»»
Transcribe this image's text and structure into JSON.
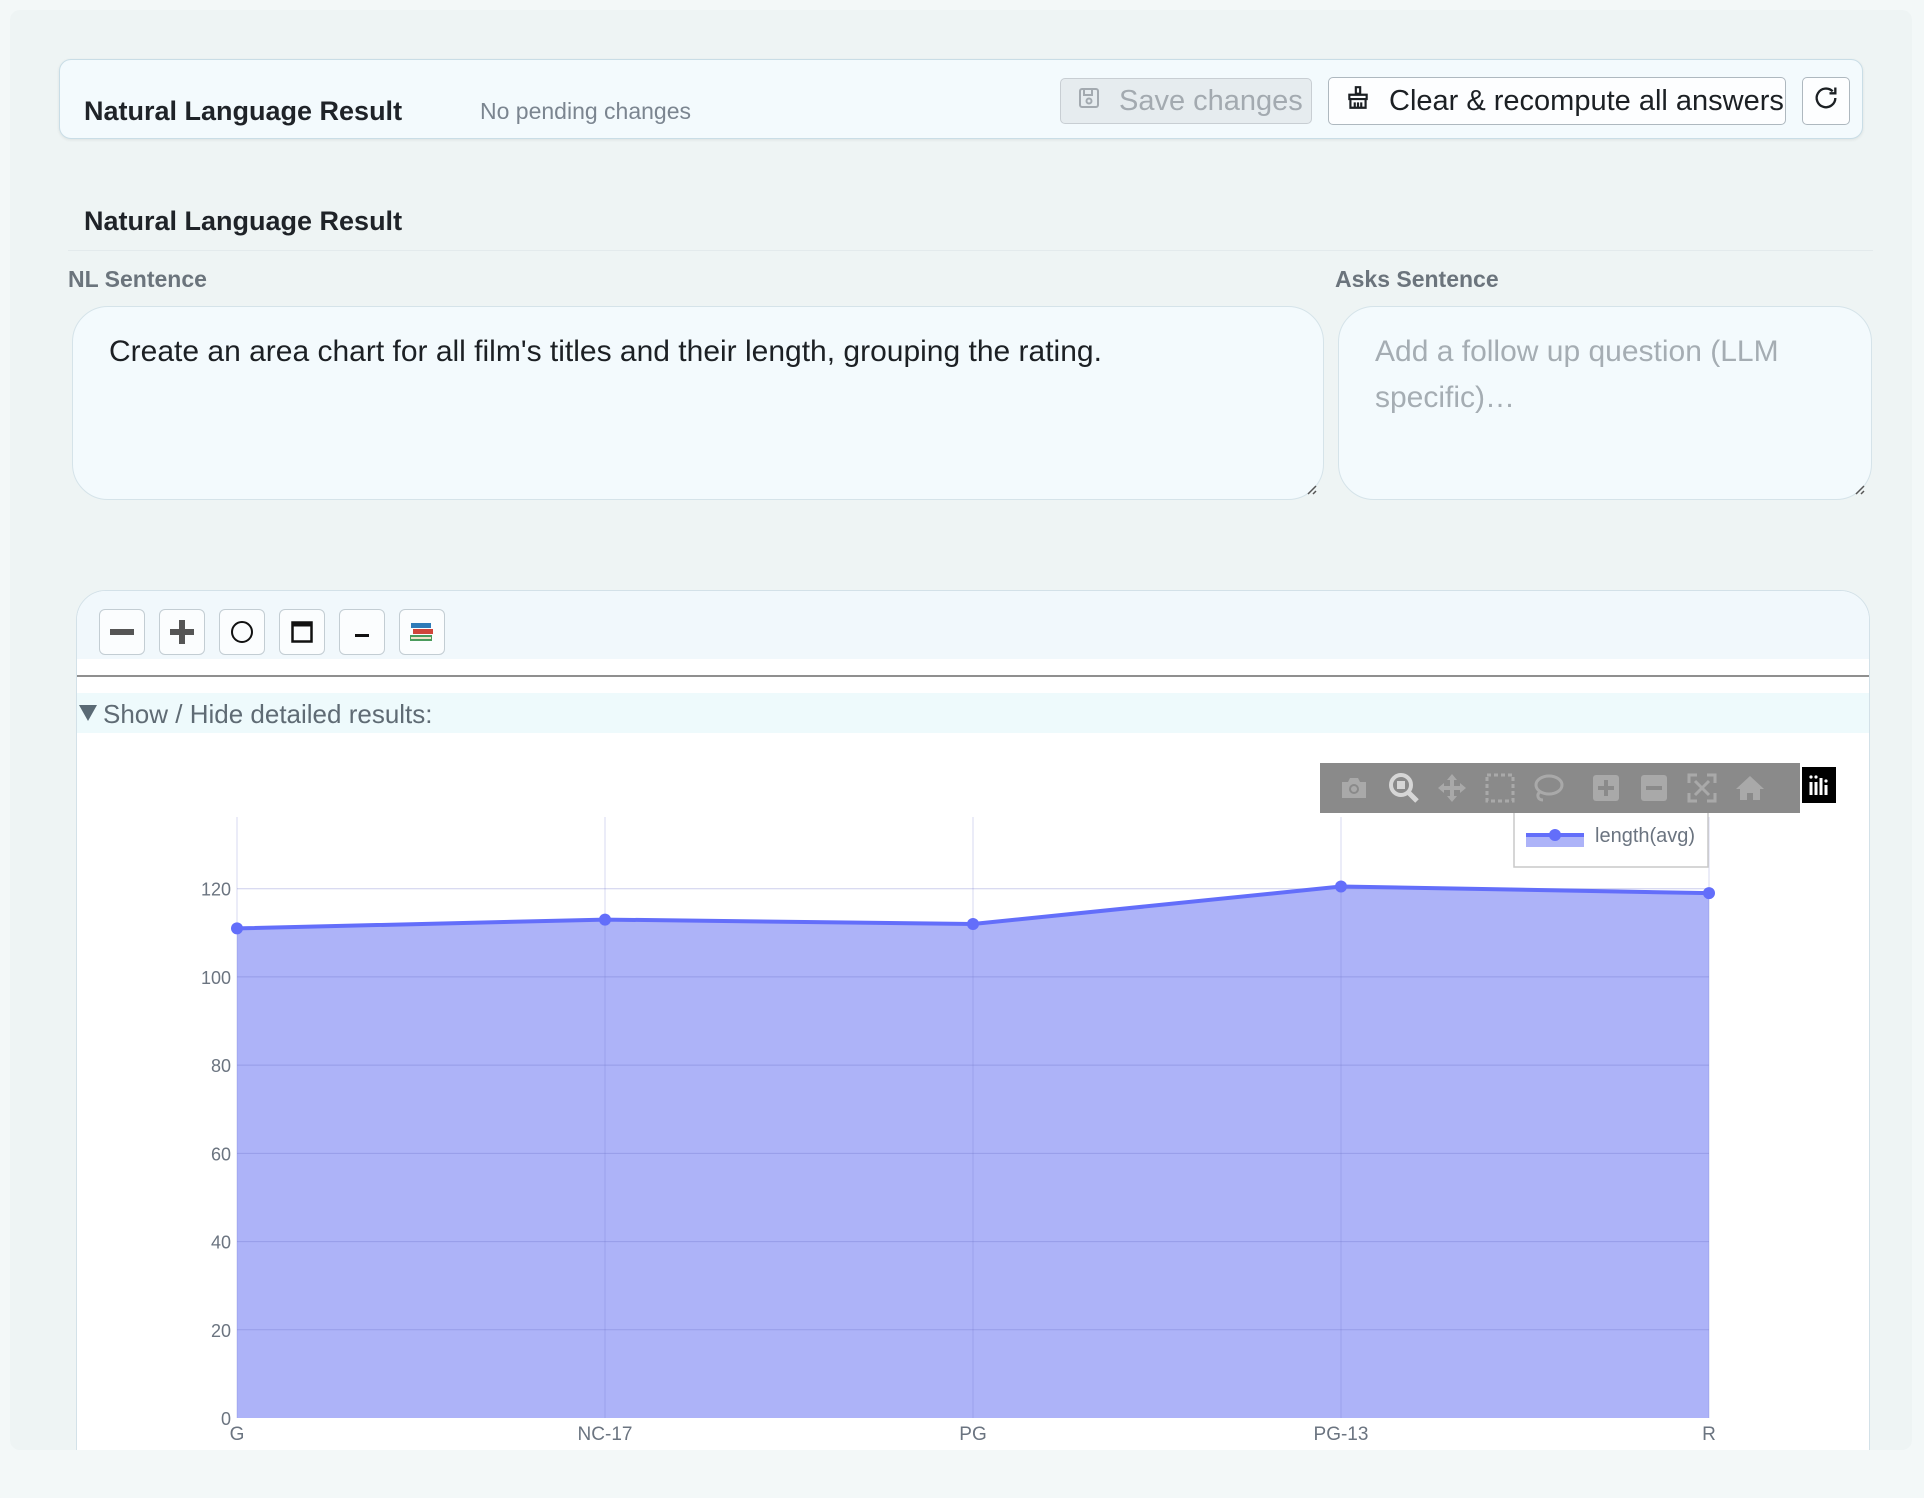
{
  "header": {
    "title": "Natural Language Result",
    "status": "No pending changes",
    "save_label": "Save changes",
    "clear_label": "Clear & recompute all answers"
  },
  "panel": {
    "title": "Natural Language Result",
    "nl_label": "NL Sentence",
    "nl_value": "Create an area chart for all film's titles and their length, grouping the rating.",
    "asks_label": "Asks Sentence",
    "asks_placeholder": "Add a follow up question (LLM specific)…"
  },
  "result": {
    "toolbar": [
      "collapse-icon",
      "expand-icon",
      "circle-icon",
      "window-icon",
      "minimize-icon",
      "books-icon"
    ],
    "details_label": "Show / Hide detailed results:"
  },
  "modebar": [
    "camera-icon",
    "zoom-icon",
    "pan-icon",
    "box-select-icon",
    "lasso-icon",
    "zoom-in-icon",
    "zoom-out-icon",
    "autoscale-icon",
    "home-icon"
  ],
  "colors": {
    "series": "#636efa",
    "fill": "#adb3f8",
    "accent_bg": "#f3fafd"
  },
  "chart_data": {
    "type": "area",
    "categories": [
      "G",
      "NC-17",
      "PG",
      "PG-13",
      "R"
    ],
    "series": [
      {
        "name": "length(avg)",
        "values": [
          111,
          113,
          112,
          120.5,
          119
        ]
      }
    ],
    "yticks": [
      0,
      20,
      40,
      60,
      80,
      100,
      120
    ],
    "ylim": [
      0,
      129
    ],
    "legend": "top-right",
    "grid": true
  }
}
««
**SHORT PROBLEM**: Omit the pictures and output all of the other material exactly.

**REPLY**:
Transcribe this image's text and structure into JSON.
{
  "header": {
    "title": "Natural Language Result",
    "status": "No pending changes",
    "save_label": "Save changes",
    "clear_label": "Clear & recompute all answers"
  },
  "panel": {
    "title": "Natural Language Result",
    "nl_label": "NL Sentence",
    "nl_value": "Create an area chart for all film's titles and their length, grouping the rating.",
    "asks_label": "Asks Sentence",
    "asks_placeholder": "Add a follow up question (LLM specific)…"
  },
  "result": {
    "toolbar": [
      "collapse-icon",
      "expand-icon",
      "circle-icon",
      "window-icon",
      "minimize-icon",
      "books-icon"
    ],
    "details_label": "Show / Hide detailed results:"
  },
  "modebar": [
    "camera-icon",
    "zoom-icon",
    "pan-icon",
    "box-select-icon",
    "lasso-icon",
    "zoom-in-icon",
    "zoom-out-icon",
    "autoscale-icon",
    "home-icon"
  ],
  "colors": {
    "series": "#636efa",
    "fill": "#adb3f8",
    "accent_bg": "#f3fafd"
  },
  "chart_data": {
    "type": "area",
    "categories": [
      "G",
      "NC-17",
      "PG",
      "PG-13",
      "R"
    ],
    "series": [
      {
        "name": "length(avg)",
        "values": [
          111,
          113,
          112,
          120.5,
          119
        ]
      }
    ],
    "yticks": [
      0,
      20,
      40,
      60,
      80,
      100,
      120
    ],
    "ylim": [
      0,
      129
    ],
    "legend": "top-right",
    "grid": true
  }
}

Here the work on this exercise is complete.